### SUPPLIED RECORDS
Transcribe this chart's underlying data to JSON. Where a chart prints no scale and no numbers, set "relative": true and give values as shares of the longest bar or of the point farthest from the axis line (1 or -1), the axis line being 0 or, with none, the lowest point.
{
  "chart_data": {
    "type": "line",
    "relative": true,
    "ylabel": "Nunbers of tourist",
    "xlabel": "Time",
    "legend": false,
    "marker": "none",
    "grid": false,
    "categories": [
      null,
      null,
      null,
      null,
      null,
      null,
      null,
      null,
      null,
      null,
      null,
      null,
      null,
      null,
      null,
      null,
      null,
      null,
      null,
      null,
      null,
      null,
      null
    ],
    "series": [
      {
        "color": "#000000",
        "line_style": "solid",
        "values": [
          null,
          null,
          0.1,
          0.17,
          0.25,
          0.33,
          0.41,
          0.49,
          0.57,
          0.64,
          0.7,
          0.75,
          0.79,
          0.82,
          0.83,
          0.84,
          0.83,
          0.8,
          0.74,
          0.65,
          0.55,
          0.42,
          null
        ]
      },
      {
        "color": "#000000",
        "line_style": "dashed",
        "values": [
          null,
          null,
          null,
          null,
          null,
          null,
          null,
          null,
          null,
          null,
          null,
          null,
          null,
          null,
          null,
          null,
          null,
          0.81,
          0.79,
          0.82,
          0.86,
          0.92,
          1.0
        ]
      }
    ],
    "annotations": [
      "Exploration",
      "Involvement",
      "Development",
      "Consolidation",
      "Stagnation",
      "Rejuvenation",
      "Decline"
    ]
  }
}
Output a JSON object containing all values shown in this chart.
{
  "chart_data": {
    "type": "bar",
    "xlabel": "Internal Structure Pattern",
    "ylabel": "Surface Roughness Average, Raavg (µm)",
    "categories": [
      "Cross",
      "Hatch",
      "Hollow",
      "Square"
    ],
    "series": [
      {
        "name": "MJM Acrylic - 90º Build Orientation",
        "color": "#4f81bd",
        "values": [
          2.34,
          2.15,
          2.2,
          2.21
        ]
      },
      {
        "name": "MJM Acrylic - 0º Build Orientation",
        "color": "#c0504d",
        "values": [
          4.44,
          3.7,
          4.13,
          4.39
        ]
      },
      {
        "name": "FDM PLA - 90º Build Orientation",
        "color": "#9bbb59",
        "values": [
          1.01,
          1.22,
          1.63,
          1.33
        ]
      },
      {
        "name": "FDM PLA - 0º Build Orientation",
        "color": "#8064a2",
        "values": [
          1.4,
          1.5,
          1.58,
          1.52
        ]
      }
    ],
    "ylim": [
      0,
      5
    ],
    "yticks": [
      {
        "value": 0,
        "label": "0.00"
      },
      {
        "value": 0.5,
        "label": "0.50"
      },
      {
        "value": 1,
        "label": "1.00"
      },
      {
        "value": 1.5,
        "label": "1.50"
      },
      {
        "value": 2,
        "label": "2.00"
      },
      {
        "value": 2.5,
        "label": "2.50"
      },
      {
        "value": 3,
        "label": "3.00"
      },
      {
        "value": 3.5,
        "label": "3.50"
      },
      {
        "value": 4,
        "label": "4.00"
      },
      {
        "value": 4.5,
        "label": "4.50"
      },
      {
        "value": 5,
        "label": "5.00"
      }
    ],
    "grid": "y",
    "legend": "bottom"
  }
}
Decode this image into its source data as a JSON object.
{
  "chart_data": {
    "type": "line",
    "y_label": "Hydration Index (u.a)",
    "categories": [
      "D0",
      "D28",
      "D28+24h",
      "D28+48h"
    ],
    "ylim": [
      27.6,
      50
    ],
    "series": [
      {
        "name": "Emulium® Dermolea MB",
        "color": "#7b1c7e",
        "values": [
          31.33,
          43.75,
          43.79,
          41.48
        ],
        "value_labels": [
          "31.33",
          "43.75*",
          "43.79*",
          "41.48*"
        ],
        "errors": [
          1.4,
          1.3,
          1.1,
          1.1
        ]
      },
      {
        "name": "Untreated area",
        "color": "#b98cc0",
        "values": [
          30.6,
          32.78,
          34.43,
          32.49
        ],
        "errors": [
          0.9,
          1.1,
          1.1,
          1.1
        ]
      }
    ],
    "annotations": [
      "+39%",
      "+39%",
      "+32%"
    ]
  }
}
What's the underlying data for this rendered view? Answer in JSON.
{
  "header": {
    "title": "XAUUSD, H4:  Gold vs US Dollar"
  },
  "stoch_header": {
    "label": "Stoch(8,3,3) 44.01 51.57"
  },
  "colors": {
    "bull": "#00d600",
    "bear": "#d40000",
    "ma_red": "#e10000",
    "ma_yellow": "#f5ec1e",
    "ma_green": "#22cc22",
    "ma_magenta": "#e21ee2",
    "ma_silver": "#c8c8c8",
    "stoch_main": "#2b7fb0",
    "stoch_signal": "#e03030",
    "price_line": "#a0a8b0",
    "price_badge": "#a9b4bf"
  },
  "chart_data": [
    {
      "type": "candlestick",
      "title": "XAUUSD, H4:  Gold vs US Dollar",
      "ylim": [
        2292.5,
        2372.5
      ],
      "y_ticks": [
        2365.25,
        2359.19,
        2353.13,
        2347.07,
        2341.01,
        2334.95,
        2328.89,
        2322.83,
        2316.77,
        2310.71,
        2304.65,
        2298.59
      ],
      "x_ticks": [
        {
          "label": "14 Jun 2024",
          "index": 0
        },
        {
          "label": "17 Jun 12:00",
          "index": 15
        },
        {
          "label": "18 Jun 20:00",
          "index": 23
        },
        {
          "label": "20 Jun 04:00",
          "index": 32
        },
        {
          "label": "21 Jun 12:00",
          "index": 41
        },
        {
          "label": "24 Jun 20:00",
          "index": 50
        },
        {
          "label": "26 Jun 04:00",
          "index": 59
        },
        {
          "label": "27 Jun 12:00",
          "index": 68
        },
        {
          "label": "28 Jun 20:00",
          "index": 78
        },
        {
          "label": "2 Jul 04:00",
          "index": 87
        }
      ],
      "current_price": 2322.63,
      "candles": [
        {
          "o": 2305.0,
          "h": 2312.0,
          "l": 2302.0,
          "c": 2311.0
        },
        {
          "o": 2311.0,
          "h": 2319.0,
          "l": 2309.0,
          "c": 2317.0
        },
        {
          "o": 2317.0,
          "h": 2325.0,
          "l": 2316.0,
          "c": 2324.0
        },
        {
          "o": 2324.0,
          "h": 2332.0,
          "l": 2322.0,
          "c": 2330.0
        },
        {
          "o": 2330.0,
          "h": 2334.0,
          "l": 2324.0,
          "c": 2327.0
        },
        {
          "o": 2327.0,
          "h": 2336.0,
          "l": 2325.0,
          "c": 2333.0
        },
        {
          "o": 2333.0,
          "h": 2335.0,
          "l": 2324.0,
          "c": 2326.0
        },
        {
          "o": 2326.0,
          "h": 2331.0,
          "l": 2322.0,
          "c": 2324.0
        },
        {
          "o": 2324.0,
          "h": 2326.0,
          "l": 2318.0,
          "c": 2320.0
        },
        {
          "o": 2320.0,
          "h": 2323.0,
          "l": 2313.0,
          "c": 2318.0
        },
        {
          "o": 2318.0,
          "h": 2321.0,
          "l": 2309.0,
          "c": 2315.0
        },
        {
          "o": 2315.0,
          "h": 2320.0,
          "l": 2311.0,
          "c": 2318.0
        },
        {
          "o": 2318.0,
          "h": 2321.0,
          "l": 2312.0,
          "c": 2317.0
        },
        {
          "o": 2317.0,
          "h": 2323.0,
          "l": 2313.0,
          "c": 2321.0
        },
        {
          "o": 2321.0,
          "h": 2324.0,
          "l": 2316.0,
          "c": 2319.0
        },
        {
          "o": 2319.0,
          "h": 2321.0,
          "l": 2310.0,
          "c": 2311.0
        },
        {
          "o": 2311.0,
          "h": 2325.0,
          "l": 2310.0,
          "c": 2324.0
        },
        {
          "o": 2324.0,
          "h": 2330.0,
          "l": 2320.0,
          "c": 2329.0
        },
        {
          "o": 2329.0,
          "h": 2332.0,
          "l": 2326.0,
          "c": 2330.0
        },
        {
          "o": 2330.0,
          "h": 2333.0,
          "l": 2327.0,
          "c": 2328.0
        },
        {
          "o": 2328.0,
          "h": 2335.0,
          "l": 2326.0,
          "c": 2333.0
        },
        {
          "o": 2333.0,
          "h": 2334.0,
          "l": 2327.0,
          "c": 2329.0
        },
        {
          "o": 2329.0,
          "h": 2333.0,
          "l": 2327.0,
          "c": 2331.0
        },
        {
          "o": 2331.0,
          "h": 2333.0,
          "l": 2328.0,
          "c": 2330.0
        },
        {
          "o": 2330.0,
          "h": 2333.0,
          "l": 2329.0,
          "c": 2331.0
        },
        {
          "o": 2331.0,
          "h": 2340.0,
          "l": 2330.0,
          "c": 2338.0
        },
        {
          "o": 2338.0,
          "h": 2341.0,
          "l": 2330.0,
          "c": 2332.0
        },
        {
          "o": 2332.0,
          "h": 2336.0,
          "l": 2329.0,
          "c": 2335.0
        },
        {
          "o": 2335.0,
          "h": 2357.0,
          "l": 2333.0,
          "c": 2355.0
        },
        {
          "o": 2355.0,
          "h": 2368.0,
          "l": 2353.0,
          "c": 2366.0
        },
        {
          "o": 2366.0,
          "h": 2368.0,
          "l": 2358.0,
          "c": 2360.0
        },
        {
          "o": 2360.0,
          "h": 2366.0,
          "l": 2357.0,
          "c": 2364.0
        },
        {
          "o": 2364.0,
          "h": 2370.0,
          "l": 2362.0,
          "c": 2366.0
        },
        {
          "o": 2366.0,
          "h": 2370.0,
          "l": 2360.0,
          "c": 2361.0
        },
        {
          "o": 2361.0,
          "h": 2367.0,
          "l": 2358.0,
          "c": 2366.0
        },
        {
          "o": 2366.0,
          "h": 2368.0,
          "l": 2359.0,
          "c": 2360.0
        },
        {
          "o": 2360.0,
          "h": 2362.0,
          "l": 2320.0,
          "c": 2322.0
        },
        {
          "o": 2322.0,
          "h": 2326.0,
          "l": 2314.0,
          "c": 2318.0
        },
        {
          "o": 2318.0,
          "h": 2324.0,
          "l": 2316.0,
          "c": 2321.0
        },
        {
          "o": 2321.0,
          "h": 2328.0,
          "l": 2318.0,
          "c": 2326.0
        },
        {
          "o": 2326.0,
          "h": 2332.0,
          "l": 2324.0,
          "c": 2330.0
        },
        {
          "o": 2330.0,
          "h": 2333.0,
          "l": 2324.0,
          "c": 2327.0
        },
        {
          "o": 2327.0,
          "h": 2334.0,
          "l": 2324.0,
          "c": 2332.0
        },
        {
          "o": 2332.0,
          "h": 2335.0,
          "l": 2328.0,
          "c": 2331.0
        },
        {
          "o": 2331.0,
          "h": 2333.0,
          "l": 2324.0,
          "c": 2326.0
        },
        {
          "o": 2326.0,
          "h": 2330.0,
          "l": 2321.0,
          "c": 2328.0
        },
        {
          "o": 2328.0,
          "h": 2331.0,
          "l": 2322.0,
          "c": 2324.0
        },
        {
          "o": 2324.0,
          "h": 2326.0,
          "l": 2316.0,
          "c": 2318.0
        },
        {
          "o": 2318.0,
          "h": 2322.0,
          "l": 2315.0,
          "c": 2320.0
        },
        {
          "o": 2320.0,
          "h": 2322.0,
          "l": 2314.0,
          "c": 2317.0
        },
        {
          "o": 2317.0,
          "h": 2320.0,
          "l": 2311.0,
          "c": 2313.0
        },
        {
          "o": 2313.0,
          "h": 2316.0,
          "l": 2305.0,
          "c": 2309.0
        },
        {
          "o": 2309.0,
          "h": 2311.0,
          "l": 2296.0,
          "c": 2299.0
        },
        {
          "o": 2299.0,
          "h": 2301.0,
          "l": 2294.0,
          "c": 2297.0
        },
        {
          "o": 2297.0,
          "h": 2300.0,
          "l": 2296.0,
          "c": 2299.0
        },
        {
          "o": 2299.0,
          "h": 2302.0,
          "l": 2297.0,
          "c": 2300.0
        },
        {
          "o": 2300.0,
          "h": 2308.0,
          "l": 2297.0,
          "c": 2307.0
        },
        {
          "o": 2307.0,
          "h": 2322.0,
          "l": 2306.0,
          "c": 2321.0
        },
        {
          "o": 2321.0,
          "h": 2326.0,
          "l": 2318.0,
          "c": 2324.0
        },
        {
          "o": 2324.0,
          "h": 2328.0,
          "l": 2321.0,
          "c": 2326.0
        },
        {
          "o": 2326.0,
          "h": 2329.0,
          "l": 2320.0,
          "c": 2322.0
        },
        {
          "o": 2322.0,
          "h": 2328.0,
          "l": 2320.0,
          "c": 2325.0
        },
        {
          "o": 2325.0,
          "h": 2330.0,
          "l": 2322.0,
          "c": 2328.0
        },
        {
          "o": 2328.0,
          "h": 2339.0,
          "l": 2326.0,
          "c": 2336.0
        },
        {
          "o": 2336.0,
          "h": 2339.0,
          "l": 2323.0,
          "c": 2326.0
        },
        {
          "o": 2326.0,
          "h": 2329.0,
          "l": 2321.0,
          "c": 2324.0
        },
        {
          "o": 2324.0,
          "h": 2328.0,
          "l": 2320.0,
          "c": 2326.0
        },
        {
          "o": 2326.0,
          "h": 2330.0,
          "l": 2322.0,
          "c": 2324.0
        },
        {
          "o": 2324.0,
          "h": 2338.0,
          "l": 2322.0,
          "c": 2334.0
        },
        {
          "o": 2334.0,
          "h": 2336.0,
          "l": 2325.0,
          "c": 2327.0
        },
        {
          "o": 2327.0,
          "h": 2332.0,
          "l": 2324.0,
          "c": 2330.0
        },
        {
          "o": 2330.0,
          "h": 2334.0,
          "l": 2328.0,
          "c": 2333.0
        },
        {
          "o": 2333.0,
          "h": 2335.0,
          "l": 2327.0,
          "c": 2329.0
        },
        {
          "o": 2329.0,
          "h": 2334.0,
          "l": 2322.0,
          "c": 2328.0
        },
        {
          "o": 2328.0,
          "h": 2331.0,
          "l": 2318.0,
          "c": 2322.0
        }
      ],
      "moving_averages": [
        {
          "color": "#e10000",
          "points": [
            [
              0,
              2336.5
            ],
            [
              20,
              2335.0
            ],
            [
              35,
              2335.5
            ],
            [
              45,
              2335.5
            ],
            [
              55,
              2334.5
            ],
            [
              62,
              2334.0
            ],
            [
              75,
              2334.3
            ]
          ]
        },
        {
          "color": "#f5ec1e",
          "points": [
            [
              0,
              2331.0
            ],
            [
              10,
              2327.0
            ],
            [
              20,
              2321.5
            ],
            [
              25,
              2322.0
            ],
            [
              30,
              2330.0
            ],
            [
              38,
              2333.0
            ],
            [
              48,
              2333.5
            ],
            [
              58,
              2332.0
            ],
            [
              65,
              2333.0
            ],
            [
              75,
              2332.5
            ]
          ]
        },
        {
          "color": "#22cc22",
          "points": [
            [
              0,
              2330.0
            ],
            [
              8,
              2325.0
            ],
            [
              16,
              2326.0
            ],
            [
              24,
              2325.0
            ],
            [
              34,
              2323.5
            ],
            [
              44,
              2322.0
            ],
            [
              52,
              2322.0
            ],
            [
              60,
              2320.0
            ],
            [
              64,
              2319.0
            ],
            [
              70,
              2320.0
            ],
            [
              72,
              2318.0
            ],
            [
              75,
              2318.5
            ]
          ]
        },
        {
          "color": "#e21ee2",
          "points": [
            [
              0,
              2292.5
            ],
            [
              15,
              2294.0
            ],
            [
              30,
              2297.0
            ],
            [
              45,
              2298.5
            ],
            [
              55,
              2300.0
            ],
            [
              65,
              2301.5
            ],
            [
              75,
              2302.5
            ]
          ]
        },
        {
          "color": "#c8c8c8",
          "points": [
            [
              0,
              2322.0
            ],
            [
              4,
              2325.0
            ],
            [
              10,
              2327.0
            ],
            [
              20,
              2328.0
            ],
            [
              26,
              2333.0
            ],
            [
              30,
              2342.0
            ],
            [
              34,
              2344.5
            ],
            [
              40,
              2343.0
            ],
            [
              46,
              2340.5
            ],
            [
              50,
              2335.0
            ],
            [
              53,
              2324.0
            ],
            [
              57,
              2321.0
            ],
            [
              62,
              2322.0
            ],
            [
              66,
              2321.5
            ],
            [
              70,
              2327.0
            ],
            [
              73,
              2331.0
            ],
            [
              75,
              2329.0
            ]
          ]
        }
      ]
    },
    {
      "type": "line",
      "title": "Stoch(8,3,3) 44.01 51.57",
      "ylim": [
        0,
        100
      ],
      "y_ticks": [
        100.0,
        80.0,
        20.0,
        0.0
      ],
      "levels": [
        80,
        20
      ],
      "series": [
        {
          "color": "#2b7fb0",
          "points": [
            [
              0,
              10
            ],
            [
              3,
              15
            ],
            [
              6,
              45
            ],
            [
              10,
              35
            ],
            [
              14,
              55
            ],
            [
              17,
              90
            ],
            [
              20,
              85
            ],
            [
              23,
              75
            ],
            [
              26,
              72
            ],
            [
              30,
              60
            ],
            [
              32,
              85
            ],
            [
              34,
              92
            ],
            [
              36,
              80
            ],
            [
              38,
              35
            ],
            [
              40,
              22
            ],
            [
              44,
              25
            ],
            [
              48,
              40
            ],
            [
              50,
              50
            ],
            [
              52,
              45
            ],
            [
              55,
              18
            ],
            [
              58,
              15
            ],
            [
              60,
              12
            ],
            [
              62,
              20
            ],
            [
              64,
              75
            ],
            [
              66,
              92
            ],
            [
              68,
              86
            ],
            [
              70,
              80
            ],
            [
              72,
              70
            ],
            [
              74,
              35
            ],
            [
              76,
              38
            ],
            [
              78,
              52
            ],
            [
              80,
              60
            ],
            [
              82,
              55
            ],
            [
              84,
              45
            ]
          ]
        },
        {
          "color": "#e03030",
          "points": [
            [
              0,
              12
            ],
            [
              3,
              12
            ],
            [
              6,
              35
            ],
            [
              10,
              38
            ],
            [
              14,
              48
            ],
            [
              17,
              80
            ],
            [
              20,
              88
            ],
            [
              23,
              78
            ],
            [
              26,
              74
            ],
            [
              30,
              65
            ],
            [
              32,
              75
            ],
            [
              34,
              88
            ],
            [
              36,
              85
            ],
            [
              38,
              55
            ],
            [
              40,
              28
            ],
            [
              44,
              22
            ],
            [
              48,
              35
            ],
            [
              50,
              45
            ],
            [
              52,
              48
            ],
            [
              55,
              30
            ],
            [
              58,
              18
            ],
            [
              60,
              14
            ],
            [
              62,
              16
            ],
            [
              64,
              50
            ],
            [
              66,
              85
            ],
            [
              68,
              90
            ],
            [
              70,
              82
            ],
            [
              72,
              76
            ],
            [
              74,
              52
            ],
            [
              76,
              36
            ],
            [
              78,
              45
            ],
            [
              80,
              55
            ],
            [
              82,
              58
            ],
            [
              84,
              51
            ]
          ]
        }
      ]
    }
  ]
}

### GIVEN PROBLEM
Pull out every line in the data above that has the word "type".

### TASK SOLUTION
    "type": "line",
    "type": "bar",
    "type": "line",
      "type": "candlestick",
      "type": "line",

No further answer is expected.